*Set task:* Gather every line of the records below that contains the string "图穷匕首现", and copy each of those lines in full.

■ ■ ■ ■

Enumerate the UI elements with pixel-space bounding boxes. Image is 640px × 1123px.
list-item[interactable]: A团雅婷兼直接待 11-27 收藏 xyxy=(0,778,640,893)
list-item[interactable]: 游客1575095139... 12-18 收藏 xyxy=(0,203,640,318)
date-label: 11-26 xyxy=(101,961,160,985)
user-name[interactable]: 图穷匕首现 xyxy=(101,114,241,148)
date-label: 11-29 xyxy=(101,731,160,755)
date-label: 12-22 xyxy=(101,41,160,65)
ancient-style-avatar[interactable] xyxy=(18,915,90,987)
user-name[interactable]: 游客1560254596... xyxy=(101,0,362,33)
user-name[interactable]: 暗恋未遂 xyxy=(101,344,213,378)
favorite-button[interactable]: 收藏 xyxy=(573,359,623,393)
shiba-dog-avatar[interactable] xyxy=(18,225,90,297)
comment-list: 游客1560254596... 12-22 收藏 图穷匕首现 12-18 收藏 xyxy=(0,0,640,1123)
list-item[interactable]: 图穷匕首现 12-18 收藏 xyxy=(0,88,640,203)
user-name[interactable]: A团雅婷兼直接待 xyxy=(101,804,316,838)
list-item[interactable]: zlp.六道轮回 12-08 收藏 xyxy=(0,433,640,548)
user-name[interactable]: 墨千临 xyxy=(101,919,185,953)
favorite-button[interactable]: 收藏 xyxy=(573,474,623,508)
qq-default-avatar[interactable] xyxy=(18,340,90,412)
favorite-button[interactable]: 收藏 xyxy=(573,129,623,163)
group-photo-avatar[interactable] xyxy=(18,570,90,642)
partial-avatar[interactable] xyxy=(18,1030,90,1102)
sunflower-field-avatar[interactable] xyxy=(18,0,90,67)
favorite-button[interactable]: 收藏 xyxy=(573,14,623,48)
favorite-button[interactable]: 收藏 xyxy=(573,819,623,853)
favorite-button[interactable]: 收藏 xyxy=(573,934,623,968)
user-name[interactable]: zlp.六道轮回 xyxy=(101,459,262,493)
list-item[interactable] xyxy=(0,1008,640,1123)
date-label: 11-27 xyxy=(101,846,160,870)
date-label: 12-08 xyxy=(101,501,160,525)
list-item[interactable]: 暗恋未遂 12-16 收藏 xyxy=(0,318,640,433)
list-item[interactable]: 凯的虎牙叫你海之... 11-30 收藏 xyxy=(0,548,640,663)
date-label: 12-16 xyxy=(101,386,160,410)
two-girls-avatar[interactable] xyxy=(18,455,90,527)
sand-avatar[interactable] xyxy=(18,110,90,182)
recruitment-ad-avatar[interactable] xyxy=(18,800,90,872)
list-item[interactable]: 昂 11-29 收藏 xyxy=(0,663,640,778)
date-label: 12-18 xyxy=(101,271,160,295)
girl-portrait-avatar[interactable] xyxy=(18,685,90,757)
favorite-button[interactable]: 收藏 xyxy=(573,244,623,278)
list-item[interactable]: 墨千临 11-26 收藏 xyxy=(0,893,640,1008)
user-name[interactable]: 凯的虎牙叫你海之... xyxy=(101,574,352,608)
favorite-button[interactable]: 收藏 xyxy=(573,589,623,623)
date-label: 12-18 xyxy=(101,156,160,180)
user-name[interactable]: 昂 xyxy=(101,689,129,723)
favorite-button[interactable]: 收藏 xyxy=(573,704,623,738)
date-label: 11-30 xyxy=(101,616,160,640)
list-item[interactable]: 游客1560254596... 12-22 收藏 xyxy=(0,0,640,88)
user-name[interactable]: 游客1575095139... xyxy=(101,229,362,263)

■ ■ ■ ■

*Output for this exercise:*
user-name[interactable]: 图穷匕首现 xyxy=(101,114,241,148)
comment-list: 游客1560254596... 12-22 收藏 图穷匕首现 12-18 收藏 xyxy=(0,0,640,1123)
list-item[interactable]: 图穷匕首现 12-18 收藏 xyxy=(0,88,640,203)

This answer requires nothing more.